GIVEN PROBLEM
Find the lines below that contain the string "content". Copy each one.

─── TASK DATA

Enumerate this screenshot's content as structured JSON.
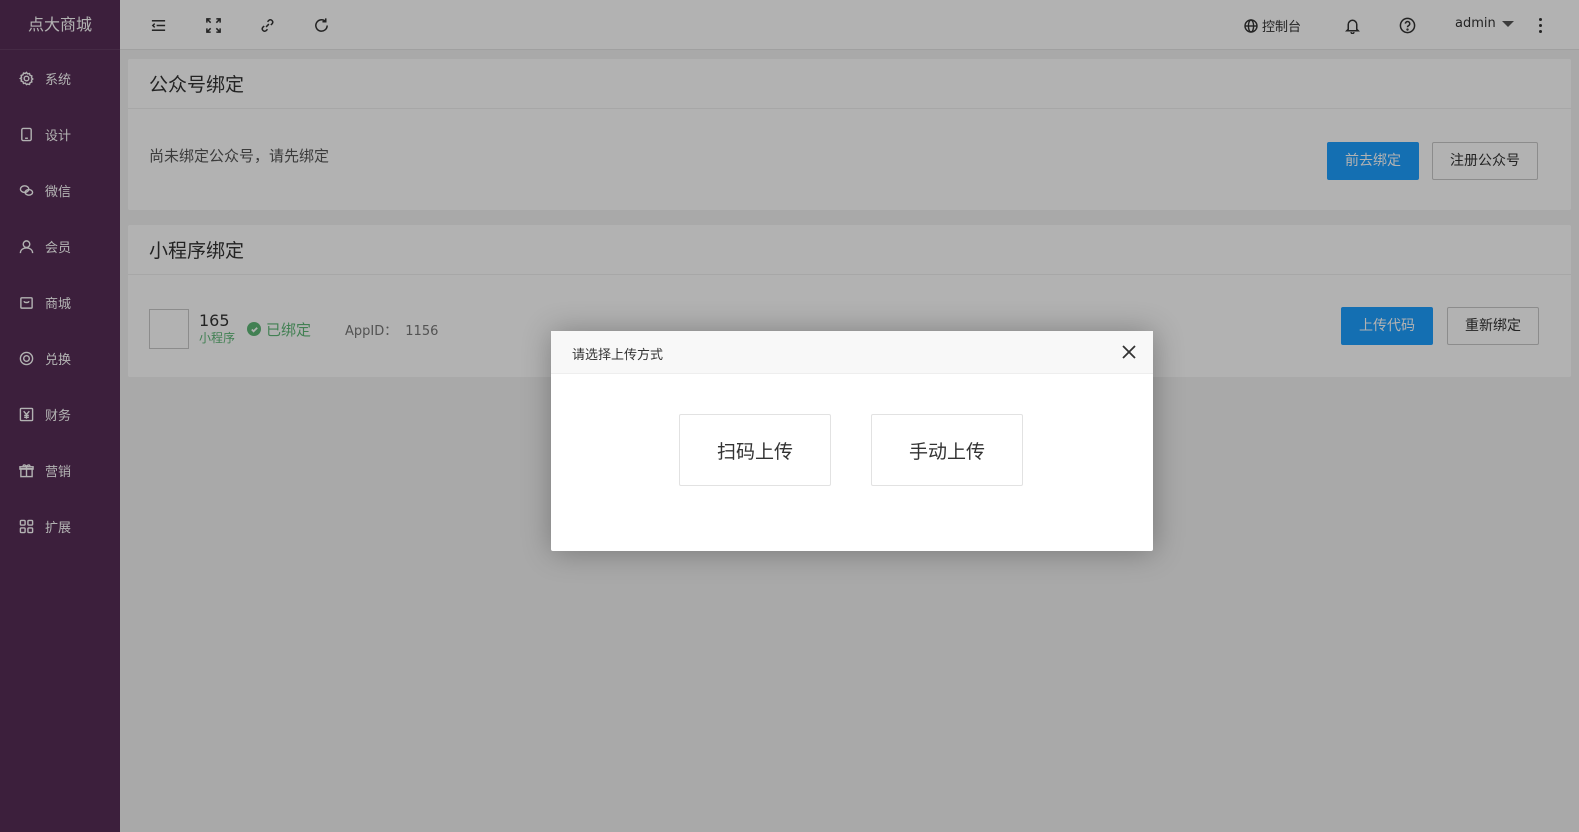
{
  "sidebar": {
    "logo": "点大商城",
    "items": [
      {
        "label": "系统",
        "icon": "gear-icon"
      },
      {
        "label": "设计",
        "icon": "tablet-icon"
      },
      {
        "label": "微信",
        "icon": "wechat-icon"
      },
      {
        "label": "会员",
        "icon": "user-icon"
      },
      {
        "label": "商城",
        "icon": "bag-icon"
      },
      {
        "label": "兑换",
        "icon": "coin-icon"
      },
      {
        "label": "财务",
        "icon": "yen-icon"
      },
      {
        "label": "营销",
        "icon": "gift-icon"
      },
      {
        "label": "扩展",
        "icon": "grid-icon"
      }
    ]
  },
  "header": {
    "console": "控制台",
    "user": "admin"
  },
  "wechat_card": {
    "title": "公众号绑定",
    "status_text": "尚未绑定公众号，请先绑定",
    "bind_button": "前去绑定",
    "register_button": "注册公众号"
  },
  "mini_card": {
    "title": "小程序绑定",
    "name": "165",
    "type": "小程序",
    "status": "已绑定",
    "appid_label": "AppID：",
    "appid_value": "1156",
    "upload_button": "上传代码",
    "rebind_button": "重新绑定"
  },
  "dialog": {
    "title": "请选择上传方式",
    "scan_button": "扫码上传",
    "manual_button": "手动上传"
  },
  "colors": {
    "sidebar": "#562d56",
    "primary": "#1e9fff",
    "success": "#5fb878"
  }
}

──────
─── TASK DATA

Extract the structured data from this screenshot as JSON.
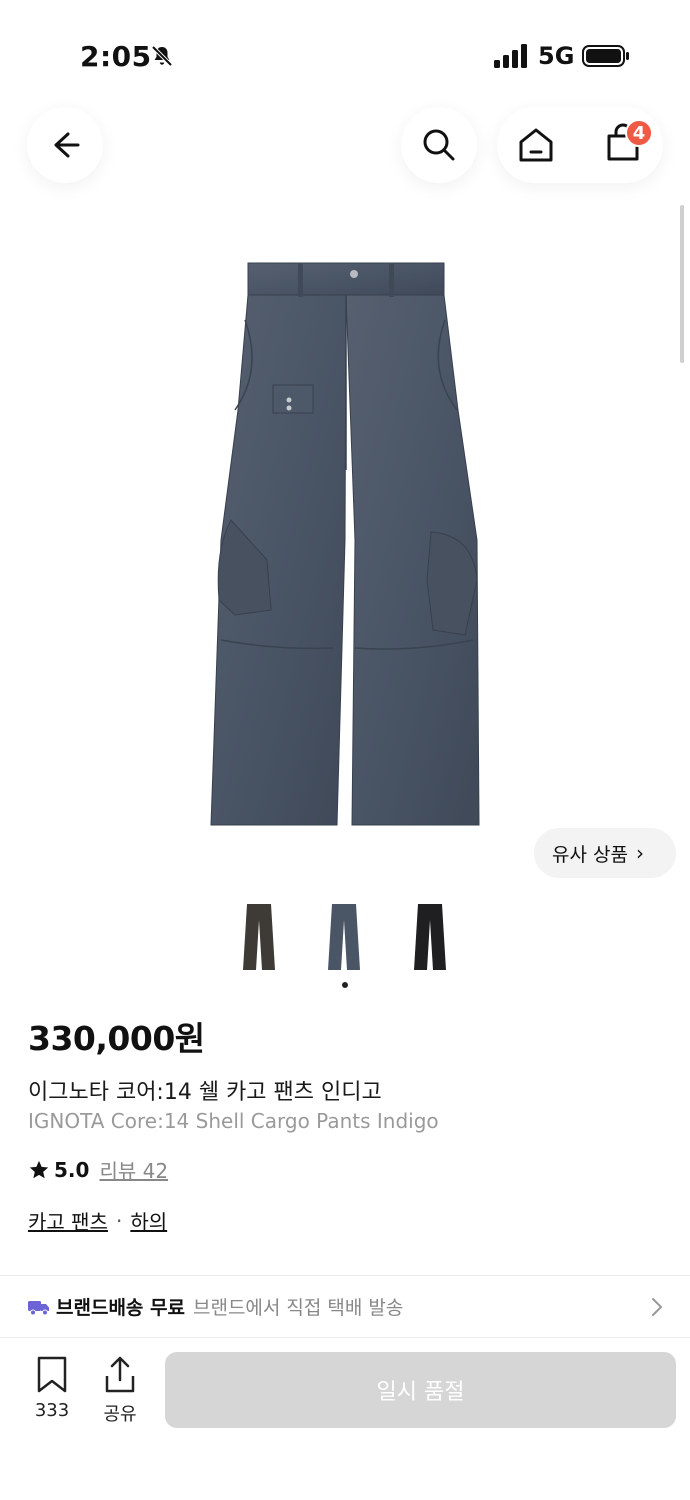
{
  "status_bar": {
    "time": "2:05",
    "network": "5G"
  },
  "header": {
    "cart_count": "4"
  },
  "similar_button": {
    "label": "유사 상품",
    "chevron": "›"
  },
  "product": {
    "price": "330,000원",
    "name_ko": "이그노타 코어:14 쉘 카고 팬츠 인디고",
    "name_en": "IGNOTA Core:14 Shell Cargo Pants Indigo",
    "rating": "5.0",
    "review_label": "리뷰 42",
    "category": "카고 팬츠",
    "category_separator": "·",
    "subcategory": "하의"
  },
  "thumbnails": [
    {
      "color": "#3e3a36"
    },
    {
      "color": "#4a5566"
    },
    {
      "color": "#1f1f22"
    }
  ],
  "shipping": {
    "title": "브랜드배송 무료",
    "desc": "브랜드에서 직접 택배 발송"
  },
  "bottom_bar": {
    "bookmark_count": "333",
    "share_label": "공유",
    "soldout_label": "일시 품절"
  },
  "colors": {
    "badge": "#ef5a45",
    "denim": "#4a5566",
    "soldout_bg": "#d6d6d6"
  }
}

──────
─── TASK DATA

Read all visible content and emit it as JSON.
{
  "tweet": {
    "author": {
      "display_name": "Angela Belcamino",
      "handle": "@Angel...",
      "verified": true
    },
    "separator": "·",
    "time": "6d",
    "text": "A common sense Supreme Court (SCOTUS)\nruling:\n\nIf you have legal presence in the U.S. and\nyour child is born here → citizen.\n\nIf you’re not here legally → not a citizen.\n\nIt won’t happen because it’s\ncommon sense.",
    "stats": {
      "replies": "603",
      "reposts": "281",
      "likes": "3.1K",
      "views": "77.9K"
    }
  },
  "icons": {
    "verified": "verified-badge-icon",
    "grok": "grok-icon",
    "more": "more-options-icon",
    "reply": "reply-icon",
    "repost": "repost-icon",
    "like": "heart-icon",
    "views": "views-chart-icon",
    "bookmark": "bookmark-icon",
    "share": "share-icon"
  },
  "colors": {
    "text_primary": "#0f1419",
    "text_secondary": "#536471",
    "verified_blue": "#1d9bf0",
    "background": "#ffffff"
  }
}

──────

FULL ANSWER
Enumerate this screenshot's content as structured JSON.
Read all visible content and emit it as JSON.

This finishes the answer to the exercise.